### SHORT TASK
Search the data for the word "nepiekrītu". Reproduce every line where it is found.

Dataset records
▬▬▬▬▬▬▬▬▬▬
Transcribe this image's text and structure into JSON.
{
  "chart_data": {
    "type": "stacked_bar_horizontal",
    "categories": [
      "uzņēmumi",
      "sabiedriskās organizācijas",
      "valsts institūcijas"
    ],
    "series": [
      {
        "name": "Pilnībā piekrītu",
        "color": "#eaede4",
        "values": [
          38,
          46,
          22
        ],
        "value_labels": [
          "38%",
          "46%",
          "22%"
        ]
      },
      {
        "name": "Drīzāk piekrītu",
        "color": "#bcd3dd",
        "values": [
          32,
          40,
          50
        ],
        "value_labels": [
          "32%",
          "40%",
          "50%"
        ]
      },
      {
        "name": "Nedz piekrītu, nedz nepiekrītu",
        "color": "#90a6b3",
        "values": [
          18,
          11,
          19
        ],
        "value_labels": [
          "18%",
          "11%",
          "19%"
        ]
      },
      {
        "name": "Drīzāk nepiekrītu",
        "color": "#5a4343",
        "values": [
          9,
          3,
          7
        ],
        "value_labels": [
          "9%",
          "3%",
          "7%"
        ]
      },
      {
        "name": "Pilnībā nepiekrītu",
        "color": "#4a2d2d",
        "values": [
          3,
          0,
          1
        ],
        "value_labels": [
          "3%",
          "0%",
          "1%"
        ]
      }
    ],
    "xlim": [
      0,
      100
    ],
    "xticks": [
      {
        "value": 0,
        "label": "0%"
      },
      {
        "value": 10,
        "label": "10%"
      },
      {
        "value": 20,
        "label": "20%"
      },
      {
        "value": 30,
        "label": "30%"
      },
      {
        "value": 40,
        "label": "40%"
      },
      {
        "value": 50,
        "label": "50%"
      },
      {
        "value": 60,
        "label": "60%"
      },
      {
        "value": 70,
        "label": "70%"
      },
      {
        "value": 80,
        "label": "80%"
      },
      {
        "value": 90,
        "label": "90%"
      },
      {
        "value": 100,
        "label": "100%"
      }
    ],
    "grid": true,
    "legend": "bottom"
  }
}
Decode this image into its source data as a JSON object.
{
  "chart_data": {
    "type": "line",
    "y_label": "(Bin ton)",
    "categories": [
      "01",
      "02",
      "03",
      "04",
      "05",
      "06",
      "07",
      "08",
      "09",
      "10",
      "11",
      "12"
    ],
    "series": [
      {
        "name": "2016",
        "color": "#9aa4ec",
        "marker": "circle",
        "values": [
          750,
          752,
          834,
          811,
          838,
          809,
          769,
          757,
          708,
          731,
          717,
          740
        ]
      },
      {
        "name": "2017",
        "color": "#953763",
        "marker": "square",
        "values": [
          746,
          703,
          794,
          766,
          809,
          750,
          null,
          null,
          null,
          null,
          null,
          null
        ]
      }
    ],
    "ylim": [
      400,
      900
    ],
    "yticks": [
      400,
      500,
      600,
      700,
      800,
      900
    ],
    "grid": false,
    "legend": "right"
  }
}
▬▬▬▬▬▬▬▬▬▬
### OUTPUT OF THE EXERCISE
        "name": "Nedz piekrītu, nedz nepiekrītu",
        "name": "Drīzāk nepiekrītu",
        "name": "Pilnībā nepiekrītu",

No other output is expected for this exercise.